Similarly, exposure of the jury to a defendant in shackles does not necessarily require a mistrial. See Holbrook v. Flynn, 475 U.S. 560, 106 S. Ct. 1340, 1345-46, 89 L. Ed. 2d 525 (1986); Illinois v. Allen, 397 U.S. 337, 344, 25 L. Ed. 2d 353, 90 S. Ct. 1057 (1970). "The only question we need answer" is whether the exposure "was so inherently prejudicial that respondent was thereby denied his constitutional right to a fair trial." Holbrook, 106 S. Ct. at 1346. Here, only three of the jurors saw the defendant in shackles and the exposure was very brief. Each of the three jurors was individually questioned by the judge and each insisted that the encounter would have no effect on their capacity to remain unbiased. They were also instructed not to discuss the matter with anyone. Under these circumstances, the exposure was not "so inherently prejudicial" as to deny the defendant a fair trial.

Other Crimes Evidence

On the night before his house was searched and the weapons which are the subject of the federal charges were found, appellant was arrested and charged under state law with the unlawful possession of a revolver. No federal charges were lodged against defendant regarding that gun.

During the trial below, a government witness testified that no fingerprints had been found on the shotguns taken from the defendant's home. Pina then questioned the witness regarding the names of individuals whose fingerprints had been sent to Washington, D.C. for comparison purposes. One of those individuals was James, the owner of the handgun for whose possession defendant faced the state charge. The government later successfully argued that because Pina had "opened the door" regarding the matter of the revolver, it was entitled to explain who James was and why his fingerprints had been sent to the FBI. The defendant himself further explored the revolver issue with various witnesses later in the trial. He nows claims this evidence was inadmissible "other crimes" evidence, tending only to show bad character.

- _Data excerpt_

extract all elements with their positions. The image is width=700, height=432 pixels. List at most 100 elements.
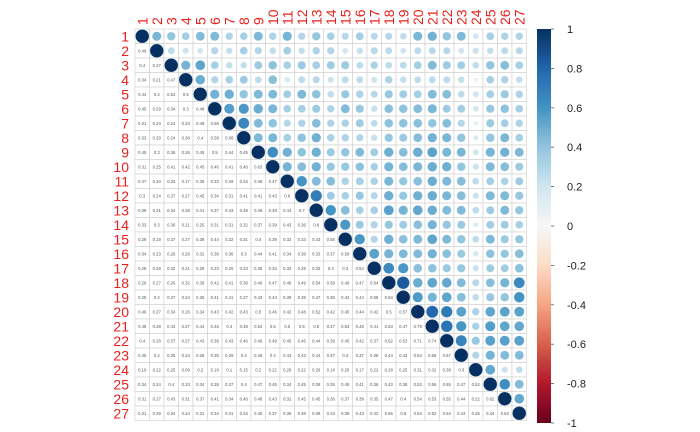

- _Exercise directions_
Answer these questions using the court opinion excerpt above.
(a) How many jurors saw the defendant in shackles?
(b) Under state law, what was the appellant charged with on the night before his house was searched?
(c) Who owned the handgun connected to that state charge?

- _Correct output_
(a) Three.
(b) Unlawful possession of a revolver.
(c) James.